■ Record list ■
----------------------------------------

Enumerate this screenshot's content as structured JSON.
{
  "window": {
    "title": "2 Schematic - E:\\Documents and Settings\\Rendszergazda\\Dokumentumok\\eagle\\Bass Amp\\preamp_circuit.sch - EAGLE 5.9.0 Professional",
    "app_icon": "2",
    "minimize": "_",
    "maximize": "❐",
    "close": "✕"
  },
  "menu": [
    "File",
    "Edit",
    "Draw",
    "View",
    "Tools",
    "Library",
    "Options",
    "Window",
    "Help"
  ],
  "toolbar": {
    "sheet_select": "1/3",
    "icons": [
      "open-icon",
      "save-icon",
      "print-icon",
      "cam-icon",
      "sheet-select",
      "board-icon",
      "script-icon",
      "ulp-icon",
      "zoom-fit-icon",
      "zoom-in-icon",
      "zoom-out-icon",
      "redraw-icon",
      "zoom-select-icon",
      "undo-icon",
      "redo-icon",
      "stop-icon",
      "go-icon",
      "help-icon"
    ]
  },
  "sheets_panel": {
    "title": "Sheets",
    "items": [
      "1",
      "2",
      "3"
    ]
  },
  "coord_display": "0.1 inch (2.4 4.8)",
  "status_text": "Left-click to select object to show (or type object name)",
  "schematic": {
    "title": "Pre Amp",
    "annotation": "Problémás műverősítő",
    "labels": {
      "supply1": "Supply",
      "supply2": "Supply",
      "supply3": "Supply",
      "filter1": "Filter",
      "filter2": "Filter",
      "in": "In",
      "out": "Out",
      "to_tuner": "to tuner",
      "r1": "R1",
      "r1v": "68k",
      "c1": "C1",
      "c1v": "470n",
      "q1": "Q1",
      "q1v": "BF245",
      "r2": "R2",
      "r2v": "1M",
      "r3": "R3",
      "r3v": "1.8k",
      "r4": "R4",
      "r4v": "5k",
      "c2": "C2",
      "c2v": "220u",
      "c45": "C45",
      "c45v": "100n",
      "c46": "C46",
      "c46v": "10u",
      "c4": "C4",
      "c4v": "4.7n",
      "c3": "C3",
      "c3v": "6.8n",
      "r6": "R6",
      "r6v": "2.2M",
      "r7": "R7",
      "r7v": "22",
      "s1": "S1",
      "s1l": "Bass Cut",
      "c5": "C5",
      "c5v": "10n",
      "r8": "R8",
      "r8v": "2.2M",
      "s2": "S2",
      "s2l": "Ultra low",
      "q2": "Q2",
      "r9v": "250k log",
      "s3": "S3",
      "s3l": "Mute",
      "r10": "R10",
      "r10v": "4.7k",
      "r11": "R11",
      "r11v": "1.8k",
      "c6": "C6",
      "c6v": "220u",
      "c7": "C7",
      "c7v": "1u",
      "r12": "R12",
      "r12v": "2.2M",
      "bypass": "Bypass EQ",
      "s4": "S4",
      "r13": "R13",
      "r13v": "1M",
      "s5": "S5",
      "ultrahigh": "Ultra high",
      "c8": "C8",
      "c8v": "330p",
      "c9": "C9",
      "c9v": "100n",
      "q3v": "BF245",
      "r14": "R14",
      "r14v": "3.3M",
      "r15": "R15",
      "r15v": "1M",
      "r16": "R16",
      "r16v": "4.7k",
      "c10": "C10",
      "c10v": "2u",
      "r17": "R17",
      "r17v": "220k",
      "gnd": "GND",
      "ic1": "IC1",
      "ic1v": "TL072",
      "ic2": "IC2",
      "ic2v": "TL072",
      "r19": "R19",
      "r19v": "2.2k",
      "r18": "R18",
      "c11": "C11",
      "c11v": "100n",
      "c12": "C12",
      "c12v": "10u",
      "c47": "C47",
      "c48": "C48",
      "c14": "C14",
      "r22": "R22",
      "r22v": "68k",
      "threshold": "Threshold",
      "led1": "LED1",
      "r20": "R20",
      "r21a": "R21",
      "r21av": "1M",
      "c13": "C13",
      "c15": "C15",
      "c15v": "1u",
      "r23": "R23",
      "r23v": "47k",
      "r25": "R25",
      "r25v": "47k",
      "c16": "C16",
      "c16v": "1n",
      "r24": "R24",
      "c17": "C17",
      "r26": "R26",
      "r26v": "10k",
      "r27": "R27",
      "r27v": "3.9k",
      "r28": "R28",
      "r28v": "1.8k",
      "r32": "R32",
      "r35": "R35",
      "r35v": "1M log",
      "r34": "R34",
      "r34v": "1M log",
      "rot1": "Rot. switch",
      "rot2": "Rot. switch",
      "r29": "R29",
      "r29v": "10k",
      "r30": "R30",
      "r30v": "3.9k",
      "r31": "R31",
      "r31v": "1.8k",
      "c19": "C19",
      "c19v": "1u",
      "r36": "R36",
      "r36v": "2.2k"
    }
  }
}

----------------------------------------

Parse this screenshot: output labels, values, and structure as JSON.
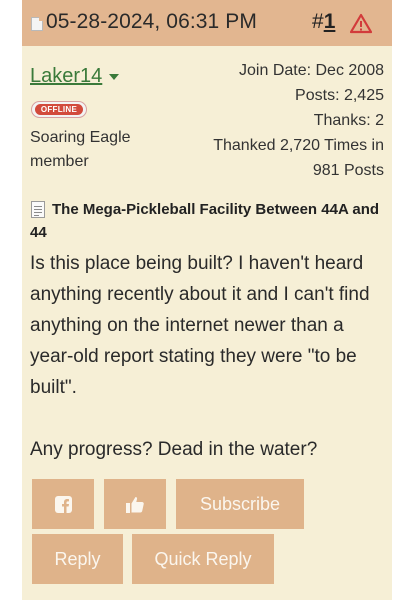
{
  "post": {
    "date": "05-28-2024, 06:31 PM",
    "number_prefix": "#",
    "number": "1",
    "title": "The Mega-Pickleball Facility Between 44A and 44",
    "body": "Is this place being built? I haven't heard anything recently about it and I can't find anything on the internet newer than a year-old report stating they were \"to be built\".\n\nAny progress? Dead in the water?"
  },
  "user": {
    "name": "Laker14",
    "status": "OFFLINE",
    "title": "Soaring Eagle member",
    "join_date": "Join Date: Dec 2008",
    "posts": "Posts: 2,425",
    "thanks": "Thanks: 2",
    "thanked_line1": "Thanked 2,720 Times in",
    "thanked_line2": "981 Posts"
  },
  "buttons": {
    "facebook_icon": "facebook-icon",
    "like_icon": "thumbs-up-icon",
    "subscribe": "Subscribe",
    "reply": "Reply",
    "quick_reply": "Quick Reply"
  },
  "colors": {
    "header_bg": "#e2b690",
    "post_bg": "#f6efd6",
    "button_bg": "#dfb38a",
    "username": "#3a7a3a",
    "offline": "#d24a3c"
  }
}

----------------------------------------

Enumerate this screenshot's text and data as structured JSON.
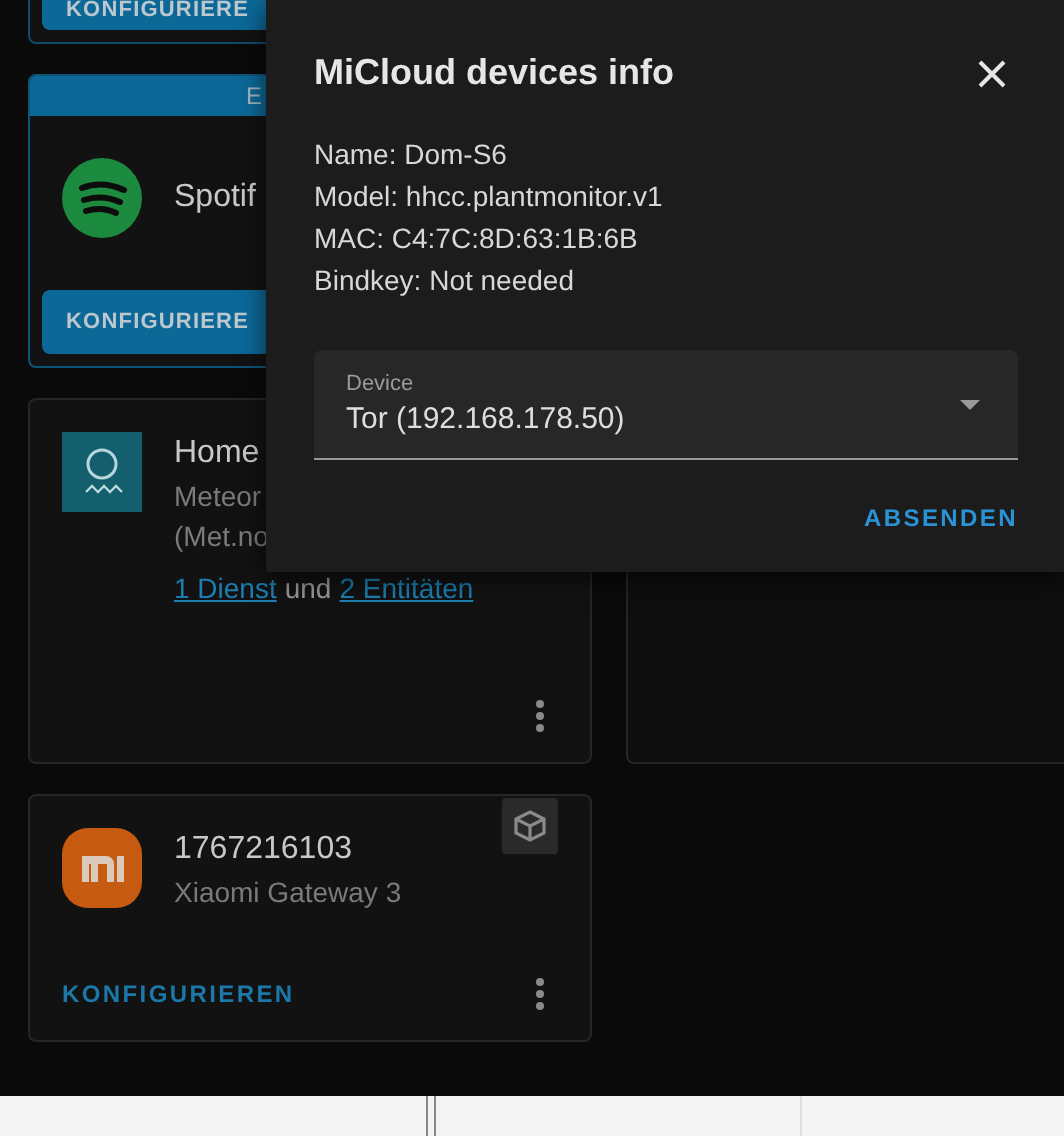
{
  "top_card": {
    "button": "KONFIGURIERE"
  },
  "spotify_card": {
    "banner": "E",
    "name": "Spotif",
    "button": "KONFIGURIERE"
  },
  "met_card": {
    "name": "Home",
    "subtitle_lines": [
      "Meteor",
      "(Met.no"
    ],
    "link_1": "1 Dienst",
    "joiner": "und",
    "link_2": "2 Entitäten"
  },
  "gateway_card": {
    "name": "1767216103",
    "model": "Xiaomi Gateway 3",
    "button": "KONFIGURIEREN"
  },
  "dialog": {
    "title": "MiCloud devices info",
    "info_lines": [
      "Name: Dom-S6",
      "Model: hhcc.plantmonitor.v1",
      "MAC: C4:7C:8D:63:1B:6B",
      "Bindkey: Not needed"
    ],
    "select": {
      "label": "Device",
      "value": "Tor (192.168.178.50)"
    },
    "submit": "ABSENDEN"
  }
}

----------------------------------------

■ What you should do ■
Give only the number of lines in the data that hold the string "JSON".

■ Output for this task ■
3